Exercise tasks:
[a] Answer these questions from the text on T levels:
(i) What did the government first expect to do about staffing T levels, and what have colleges been doing instead?
(ii) Who is credited with the phrase "intelligent action", and with what year?
(iii) How many days in placement does a T level require?
[b] Extend the text on T levels past its final sentence, keeping its first-person voice and its line of argument.

Text shown:

%%

I vividly remember the first time I came across work from the Transforming Learning Cultures (TLC) project, which discussed qualification change in the sector and how little these changes really made a difference to what was going on on the ground. I smiled, as I recognised this experience when I worked with colleagues to get the diplomas (a short-lived vocational qualification designed to meet the needs of employers) off the ground, and how we tried to shoehorn these new qualifications into our existing practices, adapting the policy and qualification so our practice moved as little as possible.

I can begin to see the same things happen with T levels, with the government expecting certain changes on the ground that simply do not happen. For example, the government initially expected to be training new staff coming in from industry to teach on T levels – whereas, on the ground, colleges have been taking the decision to use their existing staff.

Perhaps the government was at that point unaware of the years it can take to become expert in teaching a vocational subject, or maybe they were simply ignoring the wage differential between highly specialised industry staff and lecturers in further education colleges.

Although staffing is a major concern for T levels, it is not the issue I think is most problematic. I am interested in a subject which goes to the heart of the learners’ outcome in technical education. I believe that learners, employers and educators are searching for models that develop what Dewey (1916) calls "intelligent action". This is the idea that a human looks at a situation or problem, understands all the different variables affecting it and can use their knowledge to discern the course of action that has the desired outcome.

In my own experience of working with teachers teaching technical subjects and trades, and from my own research, developing this type of action is incredibly important. Teachers want their students to act intelligently when they reach the workplace, and here they agree with the feedback that we get from employers. This is hardly surprising, as these teachers would have previously been the employers or their colleagues; they understand the expectations.

This is not easy, because teachers have all sorts of experience and expert knowledge that learners don’t. Being able to look at and understand the variables that form a problem is a real skill which develops through experience and guided practice and this is the absolute knot of the problem for me. I just don’t believe it will be developed solely through 45 days in placement – which is what a T level requires.

%%

Provided information:
%%

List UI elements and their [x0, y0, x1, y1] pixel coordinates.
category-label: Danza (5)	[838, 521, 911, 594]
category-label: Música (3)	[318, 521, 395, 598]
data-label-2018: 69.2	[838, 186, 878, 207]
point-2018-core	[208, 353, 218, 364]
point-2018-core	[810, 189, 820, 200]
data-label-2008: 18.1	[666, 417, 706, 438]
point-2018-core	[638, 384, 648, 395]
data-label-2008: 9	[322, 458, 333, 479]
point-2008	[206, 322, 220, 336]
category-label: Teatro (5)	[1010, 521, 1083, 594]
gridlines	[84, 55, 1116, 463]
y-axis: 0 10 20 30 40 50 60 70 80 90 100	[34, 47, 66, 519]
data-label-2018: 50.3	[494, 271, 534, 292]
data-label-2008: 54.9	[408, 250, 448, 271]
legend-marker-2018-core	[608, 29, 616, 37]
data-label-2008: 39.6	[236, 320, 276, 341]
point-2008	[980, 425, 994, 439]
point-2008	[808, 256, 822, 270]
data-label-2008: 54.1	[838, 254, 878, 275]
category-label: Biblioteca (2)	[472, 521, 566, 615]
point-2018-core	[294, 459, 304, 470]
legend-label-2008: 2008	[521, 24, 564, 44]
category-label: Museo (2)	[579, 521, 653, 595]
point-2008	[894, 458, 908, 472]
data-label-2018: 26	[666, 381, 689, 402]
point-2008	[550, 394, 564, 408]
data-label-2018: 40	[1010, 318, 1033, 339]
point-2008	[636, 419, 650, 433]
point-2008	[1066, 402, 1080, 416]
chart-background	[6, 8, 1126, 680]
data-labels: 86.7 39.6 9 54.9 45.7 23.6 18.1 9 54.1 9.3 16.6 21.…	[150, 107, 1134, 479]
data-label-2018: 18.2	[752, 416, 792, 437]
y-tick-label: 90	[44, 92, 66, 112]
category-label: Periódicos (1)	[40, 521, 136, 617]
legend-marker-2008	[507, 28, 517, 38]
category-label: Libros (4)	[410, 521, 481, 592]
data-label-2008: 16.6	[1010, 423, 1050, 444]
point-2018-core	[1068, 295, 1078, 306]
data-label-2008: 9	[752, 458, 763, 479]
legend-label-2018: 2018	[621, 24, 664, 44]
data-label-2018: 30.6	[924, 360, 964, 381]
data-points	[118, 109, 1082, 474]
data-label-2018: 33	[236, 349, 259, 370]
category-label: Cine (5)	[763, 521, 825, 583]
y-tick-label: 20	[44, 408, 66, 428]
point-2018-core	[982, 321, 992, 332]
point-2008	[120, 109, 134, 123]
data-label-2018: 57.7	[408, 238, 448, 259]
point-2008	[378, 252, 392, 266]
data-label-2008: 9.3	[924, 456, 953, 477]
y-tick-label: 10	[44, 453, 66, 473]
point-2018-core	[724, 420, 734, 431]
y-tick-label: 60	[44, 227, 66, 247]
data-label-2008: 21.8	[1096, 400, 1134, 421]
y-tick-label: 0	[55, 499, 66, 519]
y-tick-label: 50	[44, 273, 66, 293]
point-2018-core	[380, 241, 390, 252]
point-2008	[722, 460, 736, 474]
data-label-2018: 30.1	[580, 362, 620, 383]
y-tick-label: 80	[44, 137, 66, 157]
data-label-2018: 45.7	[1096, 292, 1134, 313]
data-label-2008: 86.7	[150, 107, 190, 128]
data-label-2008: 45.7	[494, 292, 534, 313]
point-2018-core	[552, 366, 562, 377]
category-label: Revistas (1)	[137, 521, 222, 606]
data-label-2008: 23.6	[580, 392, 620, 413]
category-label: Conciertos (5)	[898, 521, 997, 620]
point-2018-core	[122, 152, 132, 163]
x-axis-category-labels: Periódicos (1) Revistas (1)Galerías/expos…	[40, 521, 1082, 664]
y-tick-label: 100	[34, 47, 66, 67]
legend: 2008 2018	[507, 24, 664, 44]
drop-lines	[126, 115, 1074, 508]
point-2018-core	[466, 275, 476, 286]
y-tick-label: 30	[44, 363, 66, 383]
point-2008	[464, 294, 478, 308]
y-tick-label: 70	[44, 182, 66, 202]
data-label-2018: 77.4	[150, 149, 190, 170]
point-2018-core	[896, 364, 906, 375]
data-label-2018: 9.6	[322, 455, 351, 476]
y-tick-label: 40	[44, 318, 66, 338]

%%

The responses:
[a]
(i) The government expected to train new staff coming in from industry, but colleges have been using their existing staff.
(ii) Dewey, 1916.
(iii) 45 days.

[b]
As theorists such as Stevenson argue, vocational knowledge is situated, that is you learn in a set of circumstances that the knowledge is tied to this set of circumstances; so, for example, it is difficult to teach milling without a lathe. Add to this the evidence that knowledge doesn’t move easily between the classroom and workplace and you begin to get an idea that students are going to need lots of exposure to workplaces, in simulated situations and in environments that replicate workplaces.

Here we are moving closer towards the problem that I don’t feel T levels address. Workplace replication is an expensive, and often fast-changing environment. They contain technologies that are not easily affordable for FE colleges and this limits the opportunity for learners to practise and learn how to take intelligent action around them. This is further compounded by the limited guided-learning hours given to these qualifications that will not allow for the type of repetition skills and actions required for these practices to become habitual.

Therefore, I would argue it appears to be unrealistic to expect qualifications alone to change further education. I would suggest that alongside qualification change, we need to consider the learning environments of our students and the funding given to achieve this. So, while placements as "real world" case studies begin to move these technicians of the future towards productive careers, I would suggest that their learning experiences and outcomes require a little more of a nuanced consideration.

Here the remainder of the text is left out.